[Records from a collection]
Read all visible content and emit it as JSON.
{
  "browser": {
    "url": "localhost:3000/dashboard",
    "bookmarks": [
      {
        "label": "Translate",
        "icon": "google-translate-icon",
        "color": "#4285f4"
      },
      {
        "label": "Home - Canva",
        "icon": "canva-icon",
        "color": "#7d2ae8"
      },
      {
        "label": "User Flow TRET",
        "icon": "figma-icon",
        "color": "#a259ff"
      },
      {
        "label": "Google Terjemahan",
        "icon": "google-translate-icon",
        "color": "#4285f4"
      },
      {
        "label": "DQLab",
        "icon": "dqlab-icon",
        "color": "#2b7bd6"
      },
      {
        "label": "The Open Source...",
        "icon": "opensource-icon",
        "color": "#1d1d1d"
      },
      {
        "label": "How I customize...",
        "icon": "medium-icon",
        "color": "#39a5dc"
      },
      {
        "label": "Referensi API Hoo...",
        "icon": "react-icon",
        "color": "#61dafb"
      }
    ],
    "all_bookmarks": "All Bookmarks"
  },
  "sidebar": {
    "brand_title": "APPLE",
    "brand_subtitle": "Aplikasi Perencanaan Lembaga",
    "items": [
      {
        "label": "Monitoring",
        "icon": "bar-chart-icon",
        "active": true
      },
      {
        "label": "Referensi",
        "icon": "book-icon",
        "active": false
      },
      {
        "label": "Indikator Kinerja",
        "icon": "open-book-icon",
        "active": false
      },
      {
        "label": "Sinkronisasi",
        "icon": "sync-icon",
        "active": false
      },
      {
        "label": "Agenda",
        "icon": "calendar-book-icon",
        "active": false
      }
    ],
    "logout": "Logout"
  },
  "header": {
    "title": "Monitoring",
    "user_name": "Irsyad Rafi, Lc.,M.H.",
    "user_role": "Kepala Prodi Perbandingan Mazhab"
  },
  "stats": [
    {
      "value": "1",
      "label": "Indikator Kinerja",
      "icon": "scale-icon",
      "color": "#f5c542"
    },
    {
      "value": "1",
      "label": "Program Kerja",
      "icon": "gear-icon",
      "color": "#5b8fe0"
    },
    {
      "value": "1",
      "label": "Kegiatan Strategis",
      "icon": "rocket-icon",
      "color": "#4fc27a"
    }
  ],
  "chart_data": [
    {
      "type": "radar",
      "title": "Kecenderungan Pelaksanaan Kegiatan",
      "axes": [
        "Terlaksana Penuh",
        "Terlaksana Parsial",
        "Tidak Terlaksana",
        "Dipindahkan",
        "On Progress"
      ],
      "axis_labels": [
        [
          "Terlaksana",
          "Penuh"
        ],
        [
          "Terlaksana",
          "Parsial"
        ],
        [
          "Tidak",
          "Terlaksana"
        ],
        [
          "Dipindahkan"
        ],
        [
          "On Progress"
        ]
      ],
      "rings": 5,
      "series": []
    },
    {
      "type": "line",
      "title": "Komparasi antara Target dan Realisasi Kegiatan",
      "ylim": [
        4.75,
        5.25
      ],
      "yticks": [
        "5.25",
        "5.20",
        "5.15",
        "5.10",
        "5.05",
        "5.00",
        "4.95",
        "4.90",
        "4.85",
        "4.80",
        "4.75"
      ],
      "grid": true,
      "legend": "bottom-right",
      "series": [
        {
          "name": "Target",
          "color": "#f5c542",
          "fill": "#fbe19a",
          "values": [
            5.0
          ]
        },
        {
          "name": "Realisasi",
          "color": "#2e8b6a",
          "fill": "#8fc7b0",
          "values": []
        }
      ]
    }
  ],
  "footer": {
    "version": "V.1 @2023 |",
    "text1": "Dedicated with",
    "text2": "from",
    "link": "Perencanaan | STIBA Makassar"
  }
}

Written instruction -
Go through the records above and copy every line with the word "Kinerja".

Solved problem -
        "label": "Indikator Kinerja",
      "label": "Indikator Kinerja",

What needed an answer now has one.